**Required task**
Go through the listing and set it down exactly, leaving out its pictures.

[Collected data]
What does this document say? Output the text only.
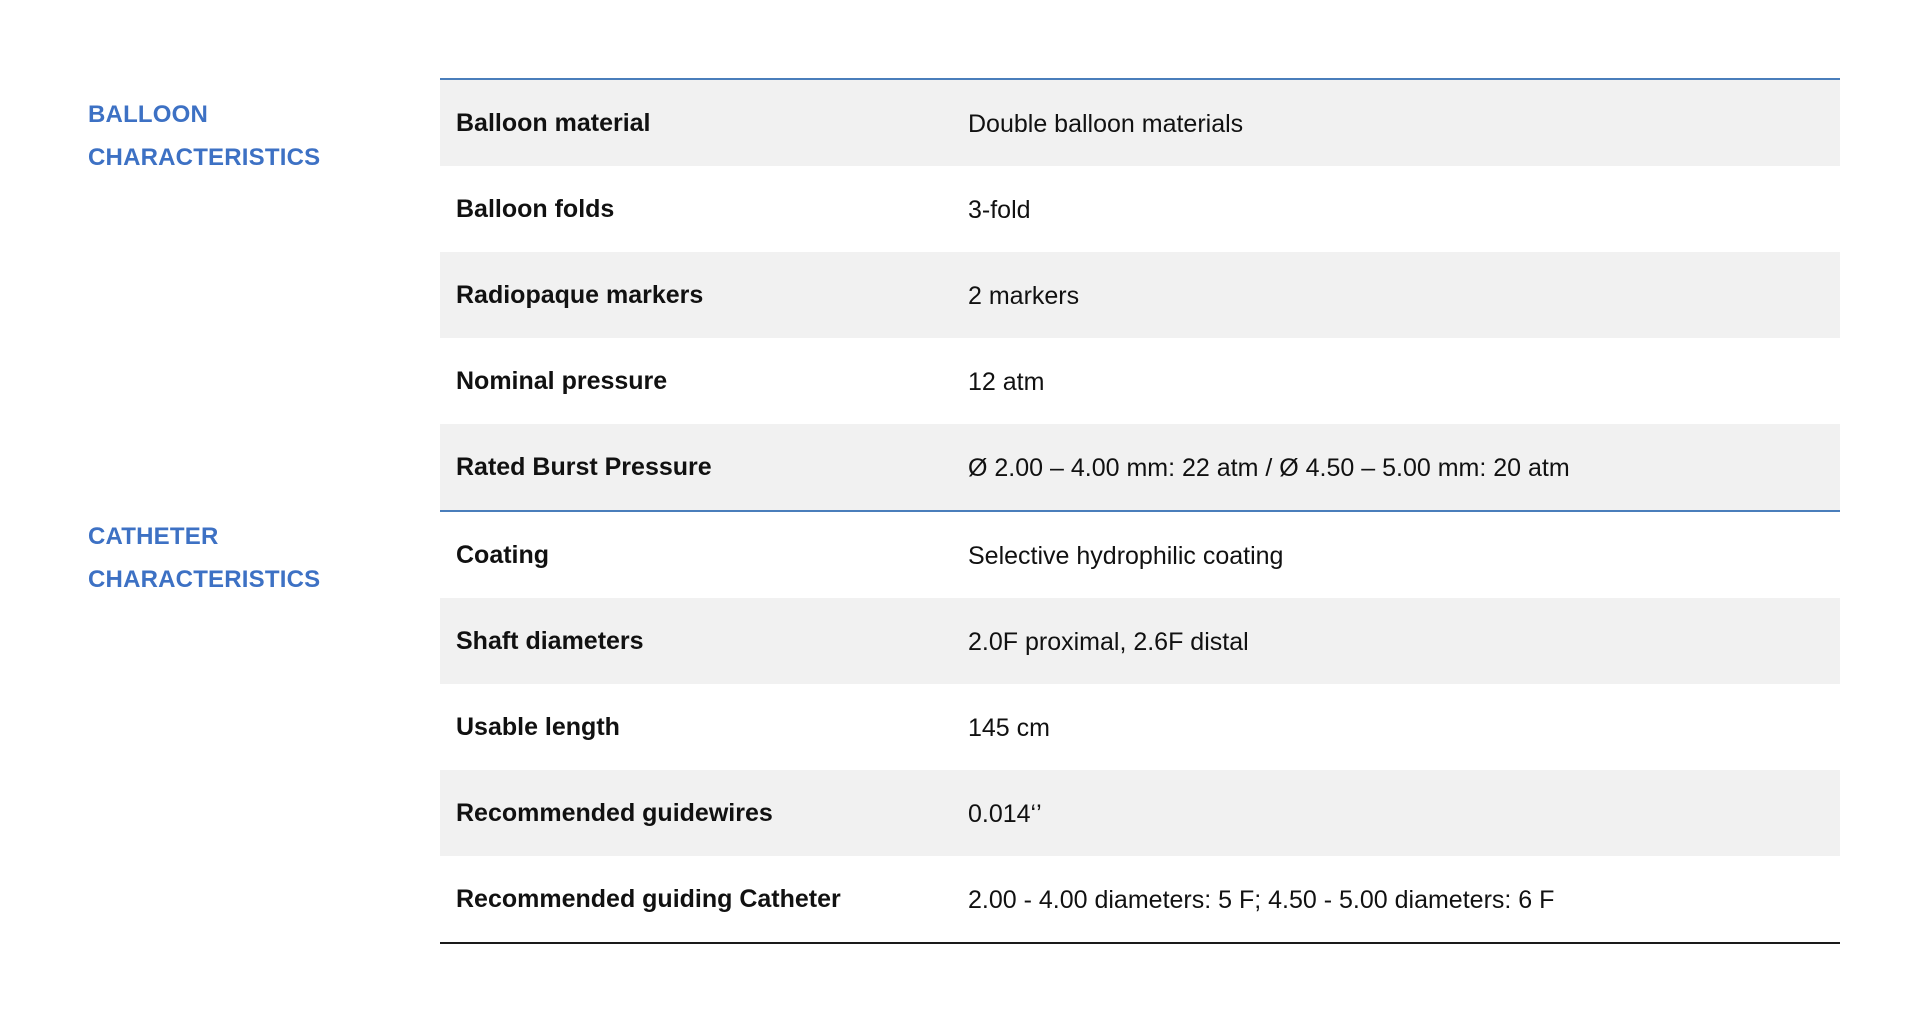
BALLOON
CHARACTERISTICS
CATHETER
CHARACTERISTICS
Balloon material	Double balloon materials
Balloon folds	3-fold
Radiopaque markers	2 markers
Nominal pressure	12 atm
Rated Burst Pressure	Ø 2.00 – 4.00 mm: 22 atm / Ø 4.50 – 5.00 mm: 20 atm
Coating	Selective hydrophilic coating
Shaft diameters	2.0F proximal, 2.6F distal
Usable length	145 cm
Recommended guidewires	0.014‘’
Recommended guiding Catheter	2.00 - 4.00 diameters: 5 F; 4.50 - 5.00 diameters: 6 F
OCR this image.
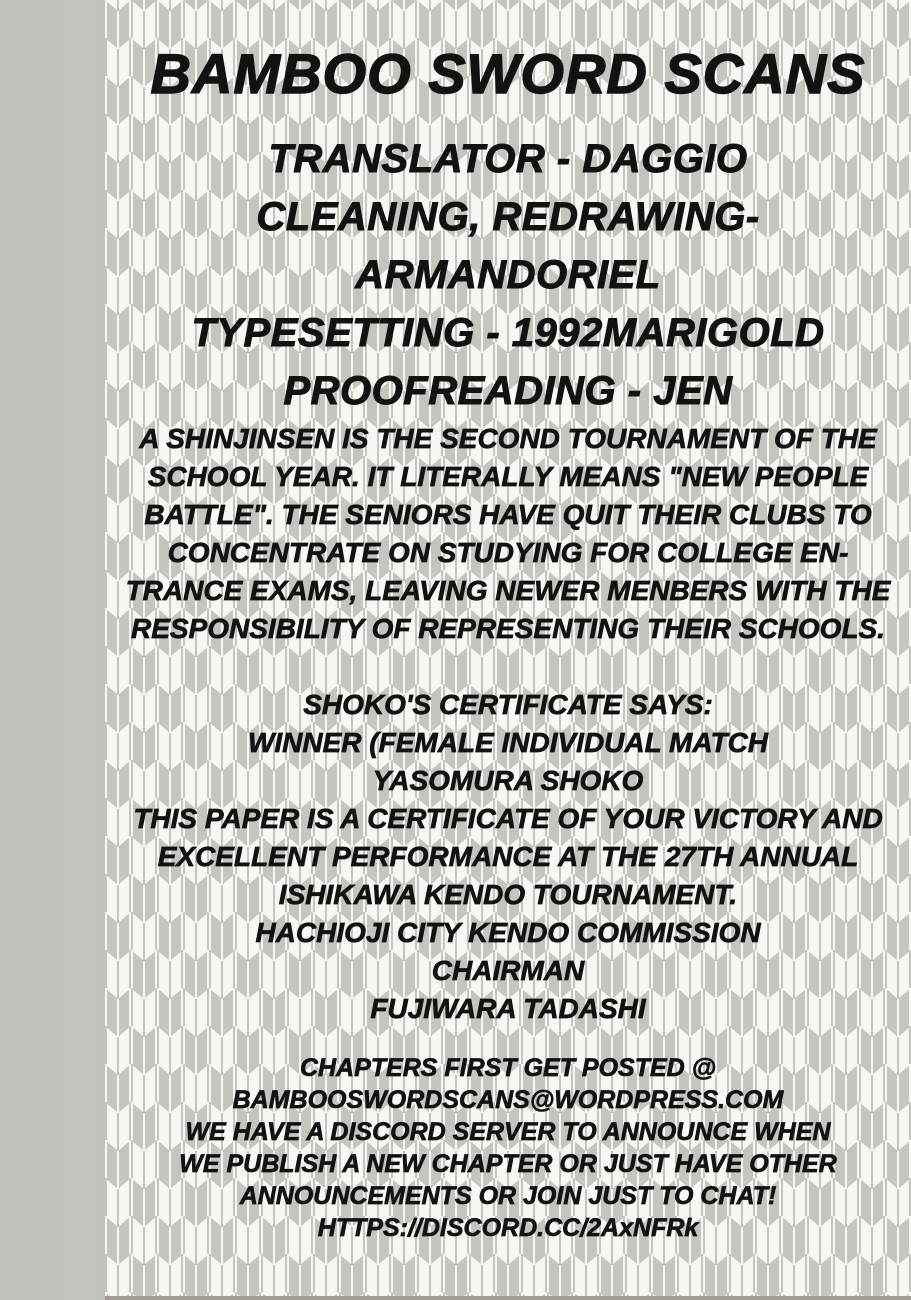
BAMBOO SWORD SCANS
TRANSLATOR - DAGGIO
CLEANING, REDRAWING-
ARMANDORIEL
TYPESETTING - 1992MARIGOLD
PROOFREADING - JEN
A SHINJINSEN IS THE SECOND TOURNAMENT OF THE
SCHOOL YEAR. IT LITERALLY MEANS "NEW PEOPLE
BATTLE". THE SENIORS HAVE QUIT THEIR CLUBS TO
CONCENTRATE ON STUDYING FOR COLLEGE EN-
TRANCE EXAMS, LEAVING NEWER MENBERS WITH THE
RESPONSIBILITY OF REPRESENTING THEIR SCHOOLS.
SHOKO'S CERTIFICATE SAYS:
WINNER (FEMALE INDIVIDUAL MATCH
YASOMURA SHOKO
THIS PAPER IS A CERTIFICATE OF YOUR VICTORY AND
EXCELLENT PERFORMANCE AT THE 27TH ANNUAL
ISHIKAWA KENDO TOURNAMENT.
HACHIOJI CITY KENDO COMMISSION
CHAIRMAN
FUJIWARA TADASHI
CHAPTERS FIRST GET POSTED @
BAMBOOSWORDSCANS@WORDPRESS.COM
WE HAVE A DISCORD SERVER TO ANNOUNCE WHEN
WE PUBLISH A NEW CHAPTER OR JUST HAVE OTHER
ANNOUNCEMENTS OR JOIN JUST TO CHAT!
HTTPS://DISCORD.CC/2AxNFRk
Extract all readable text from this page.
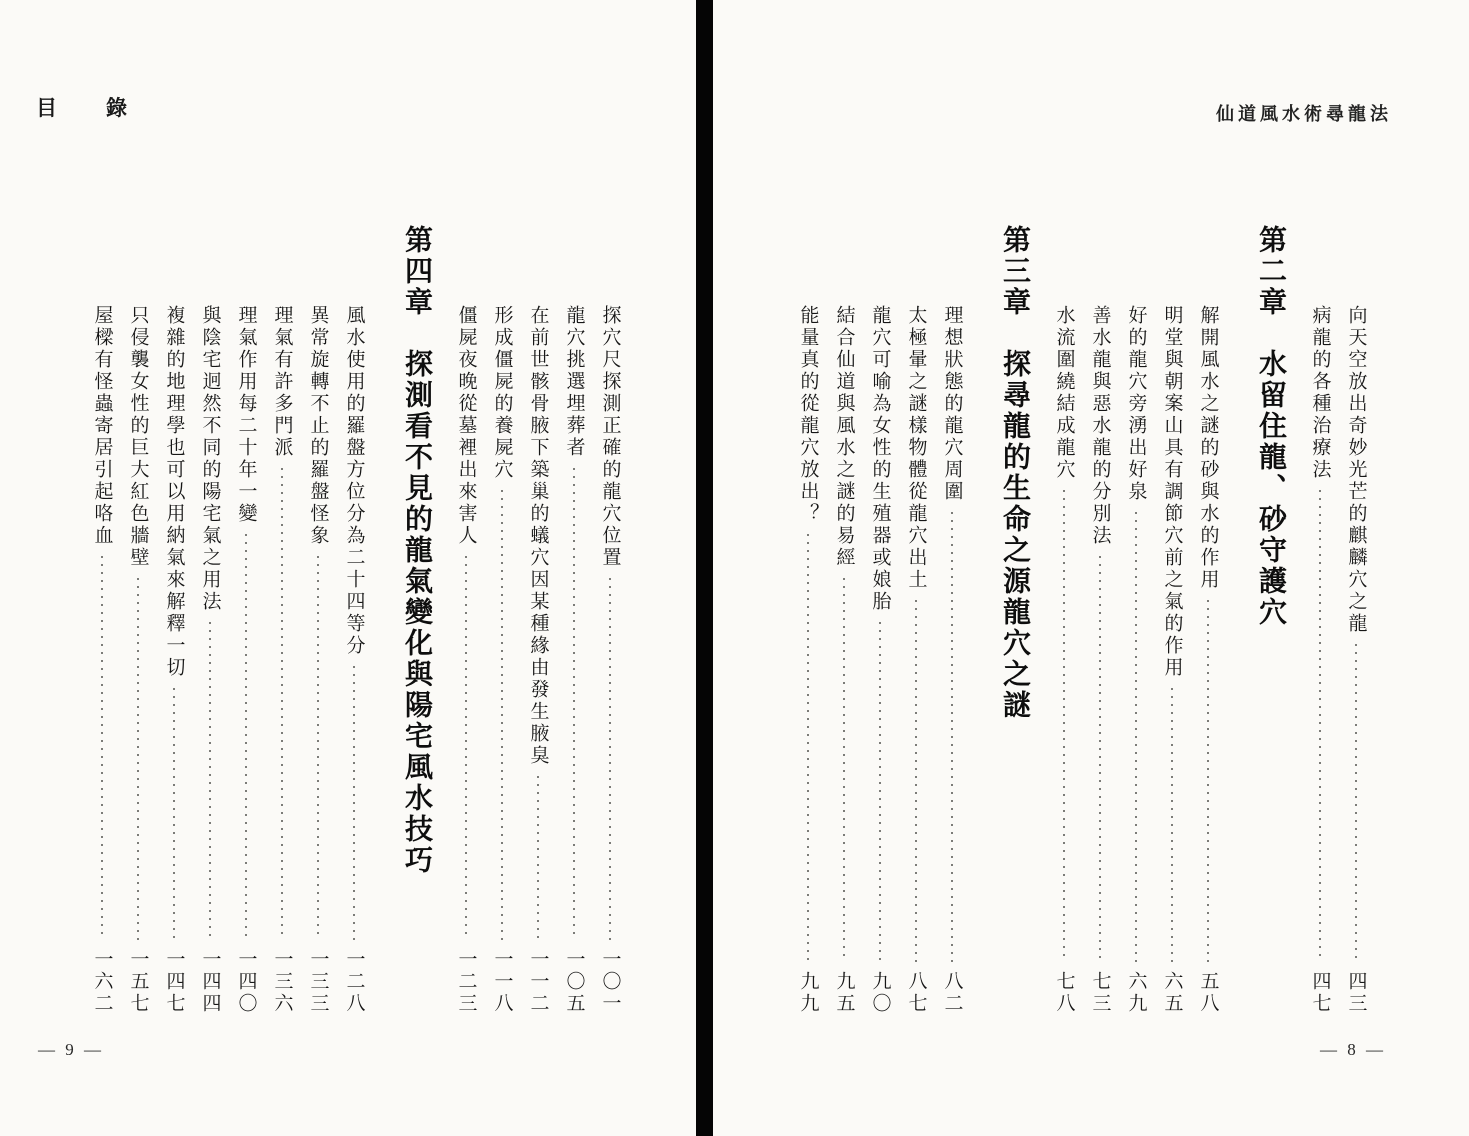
目　錄	仙道風水術尋龍法
探穴尺探測正確的龍穴位置
一〇一
龍穴挑選埋葬者
一〇五
在前世骸骨腋下築巢的蟻穴因某種緣由發生腋臭
一一二
形成僵屍的養屍穴
一一八
僵屍夜晚從墓裡出來害人
一二三
第四章　探測看不見的龍氣變化與陽宅風水技巧
風水使用的羅盤方位分為二十四等分
一二八
異常旋轉不止的羅盤怪象
一三三
理氣有許多門派
一三六
理氣作用每二十年一變
一四〇
與陰宅迥然不同的陽宅氣之用法
一四四
複雜的地理學也可以用納氣來解釋一切
一四七
只侵襲女性的巨大紅色牆壁
一五七
屋樑有怪蟲寄居引起咯血
一六二
向天空放出奇妙光芒的麒麟穴之龍
四三
病龍的各種治療法
四七
第二章　水留住龍、砂守護穴
解開風水之謎的砂與水的作用
五八
明堂與朝案山具有調節穴前之氣的作用
六五
好的龍穴旁湧出好泉
六九
善水龍與惡水龍的分別法
七三
水流圍繞結成龍穴
七八
第三章　探尋龍的生命之源龍穴之謎
理想狀態的龍穴周圍
八二
太極暈之謎樣物體從龍穴出土
八七
龍穴可喻為女性的生殖器或娘胎
九〇
結合仙道與風水之謎的易經
九五
能量真的從龍穴放出？
九九
— 9 —	— 8 —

**Written reply**
What does this document say? Output the text only.
BALLOON
CHARACTERISTICS
CATHETER
CHARACTERISTICS
Balloon material	Double balloon materials
Balloon folds	3-fold
Radiopaque markers	2 markers
Nominal pressure	12 atm
Rated Burst Pressure	Ø 2.00 – 4.00 mm: 22 atm / Ø 4.50 – 5.00 mm: 20 atm
Coating	Selective hydrophilic coating
Shaft diameters	2.0F proximal, 2.6F distal
Usable length	145 cm
Recommended guidewires	0.014‘’
Recommended guiding Catheter	2.00 - 4.00 diameters: 5 F; 4.50 - 5.00 diameters: 6 F
OCR this image.
BAMBOO SWORD SCANS
TRANSLATOR - DAGGIO
CLEANING, REDRAWING-
ARMANDORIEL
TYPESETTING - 1992MARIGOLD
PROOFREADING - JEN
A SHINJINSEN IS THE SECOND TOURNAMENT OF THE
SCHOOL YEAR. IT LITERALLY MEANS "NEW PEOPLE
BATTLE". THE SENIORS HAVE QUIT THEIR CLUBS TO
CONCENTRATE ON STUDYING FOR COLLEGE EN-
TRANCE EXAMS, LEAVING NEWER MENBERS WITH THE
RESPONSIBILITY OF REPRESENTING THEIR SCHOOLS.
SHOKO'S CERTIFICATE SAYS:
WINNER (FEMALE INDIVIDUAL MATCH
YASOMURA SHOKO
THIS PAPER IS A CERTIFICATE OF YOUR VICTORY AND
EXCELLENT PERFORMANCE AT THE 27TH ANNUAL
ISHIKAWA KENDO TOURNAMENT.
HACHIOJI CITY KENDO COMMISSION
CHAIRMAN
FUJIWARA TADASHI
CHAPTERS FIRST GET POSTED @
BAMBOOSWORDSCANS@WORDPRESS.COM
WE HAVE A DISCORD SERVER TO ANNOUNCE WHEN
WE PUBLISH A NEW CHAPTER OR JUST HAVE OTHER
ANNOUNCEMENTS OR JOIN JUST TO CHAT!
HTTPS://DISCORD.CC/2AxNFRk
Extract all readable text from this page.
目　錄	仙道風水術尋龍法
探穴尺探測正確的龍穴位置
一〇一
龍穴挑選埋葬者
一〇五
在前世骸骨腋下築巢的蟻穴因某種緣由發生腋臭
一一二
形成僵屍的養屍穴
一一八
僵屍夜晚從墓裡出來害人
一二三
第四章　探測看不見的龍氣變化與陽宅風水技巧
風水使用的羅盤方位分為二十四等分
一二八
異常旋轉不止的羅盤怪象
一三三
理氣有許多門派
一三六
理氣作用每二十年一變
一四〇
與陰宅迥然不同的陽宅氣之用法
一四四
複雜的地理學也可以用納氣來解釋一切
一四七
只侵襲女性的巨大紅色牆壁
一五七
屋樑有怪蟲寄居引起咯血
一六二
向天空放出奇妙光芒的麒麟穴之龍
四三
病龍的各種治療法
四七
第二章　水留住龍、砂守護穴
解開風水之謎的砂與水的作用
五八
明堂與朝案山具有調節穴前之氣的作用
六五
好的龍穴旁湧出好泉
六九
善水龍與惡水龍的分別法
七三
水流圍繞結成龍穴
七八
第三章　探尋龍的生命之源龍穴之謎
理想狀態的龍穴周圍
八二
太極暈之謎樣物體從龍穴出土
八七
龍穴可喻為女性的生殖器或娘胎
九〇
結合仙道與風水之謎的易經
九五
能量真的從龍穴放出？
九九
— 9 —	— 8 —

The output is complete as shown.